## Exercise materials
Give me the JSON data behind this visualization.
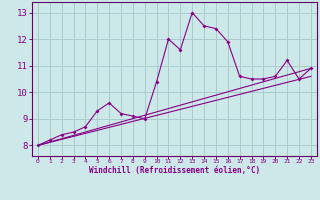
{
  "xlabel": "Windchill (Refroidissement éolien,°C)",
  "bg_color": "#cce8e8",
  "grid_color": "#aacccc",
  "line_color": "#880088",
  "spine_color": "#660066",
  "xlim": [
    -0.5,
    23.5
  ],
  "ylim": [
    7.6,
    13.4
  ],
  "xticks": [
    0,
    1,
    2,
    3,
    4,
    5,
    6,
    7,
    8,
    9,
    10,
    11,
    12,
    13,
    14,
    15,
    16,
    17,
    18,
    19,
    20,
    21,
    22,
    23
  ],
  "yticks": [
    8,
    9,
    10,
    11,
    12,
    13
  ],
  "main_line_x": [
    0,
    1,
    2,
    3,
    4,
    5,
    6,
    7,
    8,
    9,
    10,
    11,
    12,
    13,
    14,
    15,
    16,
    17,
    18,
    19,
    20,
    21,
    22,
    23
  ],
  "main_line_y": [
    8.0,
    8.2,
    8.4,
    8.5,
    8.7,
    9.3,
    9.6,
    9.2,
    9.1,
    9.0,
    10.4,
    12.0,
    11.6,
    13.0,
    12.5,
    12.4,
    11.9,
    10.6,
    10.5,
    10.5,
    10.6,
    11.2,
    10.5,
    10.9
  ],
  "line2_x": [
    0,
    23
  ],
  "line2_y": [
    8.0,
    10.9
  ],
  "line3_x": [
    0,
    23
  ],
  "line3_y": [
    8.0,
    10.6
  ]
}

## Written problem
Leaving the pictures aside, transcribe the entire listing exactly.

## Correct output
Give me the JSON data behind this visualization.
{
  "xlabel": "Windchill (Refroidissement éolien,°C)",
  "bg_color": "#cce8e8",
  "grid_color": "#aacccc",
  "line_color": "#880088",
  "spine_color": "#660066",
  "xlim": [
    -0.5,
    23.5
  ],
  "ylim": [
    7.6,
    13.4
  ],
  "xticks": [
    0,
    1,
    2,
    3,
    4,
    5,
    6,
    7,
    8,
    9,
    10,
    11,
    12,
    13,
    14,
    15,
    16,
    17,
    18,
    19,
    20,
    21,
    22,
    23
  ],
  "yticks": [
    8,
    9,
    10,
    11,
    12,
    13
  ],
  "main_line_x": [
    0,
    1,
    2,
    3,
    4,
    5,
    6,
    7,
    8,
    9,
    10,
    11,
    12,
    13,
    14,
    15,
    16,
    17,
    18,
    19,
    20,
    21,
    22,
    23
  ],
  "main_line_y": [
    8.0,
    8.2,
    8.4,
    8.5,
    8.7,
    9.3,
    9.6,
    9.2,
    9.1,
    9.0,
    10.4,
    12.0,
    11.6,
    13.0,
    12.5,
    12.4,
    11.9,
    10.6,
    10.5,
    10.5,
    10.6,
    11.2,
    10.5,
    10.9
  ],
  "line2_x": [
    0,
    23
  ],
  "line2_y": [
    8.0,
    10.9
  ],
  "line3_x": [
    0,
    23
  ],
  "line3_y": [
    8.0,
    10.6
  ]
}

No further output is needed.